### What to work on
Set out every line bearing the string "Desa".

### Stored entries
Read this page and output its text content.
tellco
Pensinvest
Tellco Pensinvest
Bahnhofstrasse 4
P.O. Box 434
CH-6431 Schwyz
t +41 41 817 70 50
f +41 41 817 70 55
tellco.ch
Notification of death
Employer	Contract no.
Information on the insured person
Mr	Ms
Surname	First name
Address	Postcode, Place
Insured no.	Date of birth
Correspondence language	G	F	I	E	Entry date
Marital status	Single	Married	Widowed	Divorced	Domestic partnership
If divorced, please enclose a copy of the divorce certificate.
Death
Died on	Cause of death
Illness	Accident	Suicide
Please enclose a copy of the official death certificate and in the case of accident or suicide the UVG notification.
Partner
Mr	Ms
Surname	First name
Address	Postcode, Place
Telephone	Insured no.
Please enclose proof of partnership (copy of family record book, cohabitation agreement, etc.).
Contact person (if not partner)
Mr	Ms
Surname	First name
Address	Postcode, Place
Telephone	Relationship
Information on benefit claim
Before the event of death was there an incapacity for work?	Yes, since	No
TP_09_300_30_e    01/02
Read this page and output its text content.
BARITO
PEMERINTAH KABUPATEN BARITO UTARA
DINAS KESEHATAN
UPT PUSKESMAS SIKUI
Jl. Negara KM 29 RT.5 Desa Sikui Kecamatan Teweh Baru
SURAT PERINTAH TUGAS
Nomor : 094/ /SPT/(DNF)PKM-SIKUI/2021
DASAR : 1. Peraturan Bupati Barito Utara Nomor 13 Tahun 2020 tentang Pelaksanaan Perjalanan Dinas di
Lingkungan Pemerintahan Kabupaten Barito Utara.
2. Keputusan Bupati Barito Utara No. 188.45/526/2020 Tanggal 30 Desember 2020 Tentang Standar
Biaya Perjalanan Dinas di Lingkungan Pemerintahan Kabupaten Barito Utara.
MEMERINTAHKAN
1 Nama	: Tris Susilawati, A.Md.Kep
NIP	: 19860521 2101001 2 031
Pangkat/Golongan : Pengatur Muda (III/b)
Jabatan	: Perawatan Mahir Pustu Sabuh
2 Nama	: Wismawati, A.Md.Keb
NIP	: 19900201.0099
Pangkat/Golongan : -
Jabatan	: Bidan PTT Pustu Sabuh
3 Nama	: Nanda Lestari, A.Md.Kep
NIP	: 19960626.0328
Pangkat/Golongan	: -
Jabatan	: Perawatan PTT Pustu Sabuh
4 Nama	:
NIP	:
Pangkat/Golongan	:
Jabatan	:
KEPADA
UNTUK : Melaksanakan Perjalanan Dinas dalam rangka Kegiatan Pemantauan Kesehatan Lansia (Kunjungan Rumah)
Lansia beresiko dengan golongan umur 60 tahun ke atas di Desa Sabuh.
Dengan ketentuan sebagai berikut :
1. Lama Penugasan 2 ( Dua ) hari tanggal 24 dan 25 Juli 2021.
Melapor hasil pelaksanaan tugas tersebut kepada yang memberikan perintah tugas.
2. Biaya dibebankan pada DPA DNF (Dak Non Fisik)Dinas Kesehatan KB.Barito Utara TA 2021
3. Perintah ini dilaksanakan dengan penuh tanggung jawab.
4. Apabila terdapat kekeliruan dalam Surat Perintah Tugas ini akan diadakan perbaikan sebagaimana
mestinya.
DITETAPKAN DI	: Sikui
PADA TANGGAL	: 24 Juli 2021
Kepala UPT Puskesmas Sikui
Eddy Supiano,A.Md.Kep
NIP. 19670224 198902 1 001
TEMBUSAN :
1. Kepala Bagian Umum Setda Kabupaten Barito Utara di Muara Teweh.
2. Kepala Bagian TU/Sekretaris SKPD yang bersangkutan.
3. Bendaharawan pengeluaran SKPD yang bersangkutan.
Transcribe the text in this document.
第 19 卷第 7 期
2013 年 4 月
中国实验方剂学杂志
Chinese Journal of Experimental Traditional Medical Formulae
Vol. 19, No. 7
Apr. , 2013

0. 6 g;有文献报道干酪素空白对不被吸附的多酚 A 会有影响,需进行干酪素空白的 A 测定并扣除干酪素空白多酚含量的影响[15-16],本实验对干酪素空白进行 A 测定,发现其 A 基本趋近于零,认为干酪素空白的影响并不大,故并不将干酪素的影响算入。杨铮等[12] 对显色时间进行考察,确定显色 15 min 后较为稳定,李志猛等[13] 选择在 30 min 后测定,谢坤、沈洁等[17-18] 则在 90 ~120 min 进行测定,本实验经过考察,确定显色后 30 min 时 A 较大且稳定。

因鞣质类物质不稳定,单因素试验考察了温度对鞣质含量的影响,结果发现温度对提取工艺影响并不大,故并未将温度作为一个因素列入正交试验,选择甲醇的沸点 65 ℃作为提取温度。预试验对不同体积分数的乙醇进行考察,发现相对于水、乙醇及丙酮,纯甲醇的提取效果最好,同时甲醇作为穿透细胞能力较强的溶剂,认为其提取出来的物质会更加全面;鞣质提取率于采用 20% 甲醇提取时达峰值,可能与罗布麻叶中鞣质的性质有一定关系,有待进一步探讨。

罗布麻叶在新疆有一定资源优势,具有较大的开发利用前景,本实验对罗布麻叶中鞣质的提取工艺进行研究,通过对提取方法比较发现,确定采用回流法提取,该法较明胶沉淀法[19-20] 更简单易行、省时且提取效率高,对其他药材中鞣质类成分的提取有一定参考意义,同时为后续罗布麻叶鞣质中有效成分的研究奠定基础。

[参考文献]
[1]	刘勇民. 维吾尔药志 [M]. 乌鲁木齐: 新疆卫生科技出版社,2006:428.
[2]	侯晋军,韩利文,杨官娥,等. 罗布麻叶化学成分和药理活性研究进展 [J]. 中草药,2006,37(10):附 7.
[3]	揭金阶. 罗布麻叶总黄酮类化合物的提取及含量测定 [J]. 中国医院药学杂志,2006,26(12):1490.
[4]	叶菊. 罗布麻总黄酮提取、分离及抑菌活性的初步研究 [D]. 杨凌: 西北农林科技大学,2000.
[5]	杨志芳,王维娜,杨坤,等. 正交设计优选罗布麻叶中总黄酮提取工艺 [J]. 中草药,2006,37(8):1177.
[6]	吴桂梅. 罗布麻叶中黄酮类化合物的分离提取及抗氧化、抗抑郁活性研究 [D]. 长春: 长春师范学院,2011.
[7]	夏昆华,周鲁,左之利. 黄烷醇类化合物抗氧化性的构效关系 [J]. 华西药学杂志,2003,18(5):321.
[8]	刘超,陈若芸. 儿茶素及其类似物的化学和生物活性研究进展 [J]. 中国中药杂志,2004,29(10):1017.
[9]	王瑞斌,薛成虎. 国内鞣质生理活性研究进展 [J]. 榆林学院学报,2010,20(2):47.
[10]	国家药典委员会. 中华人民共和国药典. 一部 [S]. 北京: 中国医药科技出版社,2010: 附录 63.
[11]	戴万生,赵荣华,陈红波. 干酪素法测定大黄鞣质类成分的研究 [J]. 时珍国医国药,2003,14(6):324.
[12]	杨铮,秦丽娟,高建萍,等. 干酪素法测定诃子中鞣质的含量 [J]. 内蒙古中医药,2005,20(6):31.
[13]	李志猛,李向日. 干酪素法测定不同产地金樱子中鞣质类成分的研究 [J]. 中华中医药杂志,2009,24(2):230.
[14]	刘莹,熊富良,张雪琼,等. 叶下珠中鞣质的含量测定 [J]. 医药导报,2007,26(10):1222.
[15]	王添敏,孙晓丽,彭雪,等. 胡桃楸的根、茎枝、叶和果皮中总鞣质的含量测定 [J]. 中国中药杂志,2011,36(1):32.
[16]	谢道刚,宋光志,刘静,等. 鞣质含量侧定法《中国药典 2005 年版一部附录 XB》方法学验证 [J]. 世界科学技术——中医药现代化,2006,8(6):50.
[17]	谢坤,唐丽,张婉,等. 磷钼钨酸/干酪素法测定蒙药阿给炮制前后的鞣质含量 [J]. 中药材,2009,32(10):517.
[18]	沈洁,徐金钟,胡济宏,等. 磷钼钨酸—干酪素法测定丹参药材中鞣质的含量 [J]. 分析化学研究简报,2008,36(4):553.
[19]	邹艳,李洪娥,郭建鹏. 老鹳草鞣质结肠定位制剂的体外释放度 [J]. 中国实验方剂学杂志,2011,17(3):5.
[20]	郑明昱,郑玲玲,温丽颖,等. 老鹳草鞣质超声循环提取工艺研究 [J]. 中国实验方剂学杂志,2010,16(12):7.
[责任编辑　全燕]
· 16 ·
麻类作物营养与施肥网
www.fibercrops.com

### Output of the task
Jl. Negara KM 29 RT.5 Desa Sikui Kecamatan Teweh Baru
Lansia beresiko dengan golongan umur 60 tahun ke atas di Desa Sabuh.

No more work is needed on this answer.